----- RECORDS PROVIDED -----

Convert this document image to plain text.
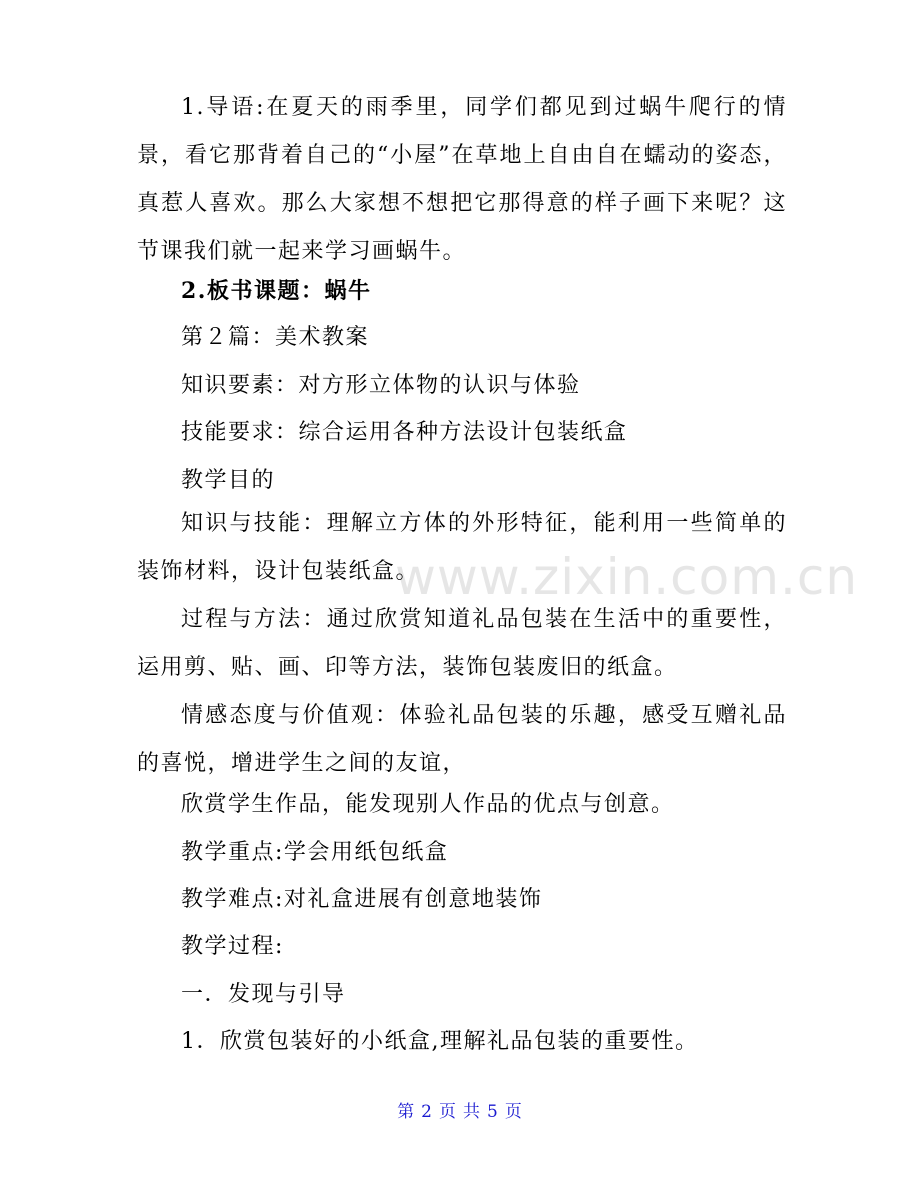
www.zixin.com.cn

1.导语:在夏天的雨季里，同学们都见到过蜗牛爬行的情景，看它那背着自己的“小屋”在草地上自由自在蠕动的姿态，真惹人喜欢。那么大家想不想把它那得意的样子画下来呢？这节课我们就一起来学习画蜗牛。

2.板书课题：蜗牛

第２篇：美术教案

知识要素：对方形立体物的认识与体验

技能要求：综合运用各种方法设计包装纸盒

教学目的

知识与技能：理解立方体的外形特征，能利用一些简单的装饰材料，设计包装纸盒。

过程与方法：通过欣赏知道礼品包装在生活中的重要性，运用剪、贴、画、印等方法，装饰包装废旧的纸盒。

情感态度与价值观：体验礼品包装的乐趣，感受互赠礼品的喜悦，增进学生之间的友谊，

欣赏学生作品，能发现别人作品的优点与创意。

教学重点:学会用纸包纸盒

教学难点:对礼盒进展有创意地装饰

教学过程:

一．发现与引导

1．欣赏包装好的小纸盒,理解礼品包装的重要性。

第 2 页 共 5 页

-----

**WHAT TO WORK ON:** Omit every picture, and otherwise quote the entries exactly.

**TASK RESULT:**
Convert this document image to plain text.
www.zixin.com.cn

1.导语:在夏天的雨季里，同学们都见到过蜗牛爬行的情景，看它那背着自己的“小屋”在草地上自由自在蠕动的姿态，真惹人喜欢。那么大家想不想把它那得意的样子画下来呢？这节课我们就一起来学习画蜗牛。

2.板书课题：蜗牛

第２篇：美术教案

知识要素：对方形立体物的认识与体验

技能要求：综合运用各种方法设计包装纸盒

教学目的

知识与技能：理解立方体的外形特征，能利用一些简单的装饰材料，设计包装纸盒。

过程与方法：通过欣赏知道礼品包装在生活中的重要性，运用剪、贴、画、印等方法，装饰包装废旧的纸盒。

情感态度与价值观：体验礼品包装的乐趣，感受互赠礼品的喜悦，增进学生之间的友谊，

欣赏学生作品，能发现别人作品的优点与创意。

教学重点:学会用纸包纸盒

教学难点:对礼盒进展有创意地装饰

教学过程:

一．发现与引导

1．欣赏包装好的小纸盒,理解礼品包装的重要性。

第 2 页 共 5 页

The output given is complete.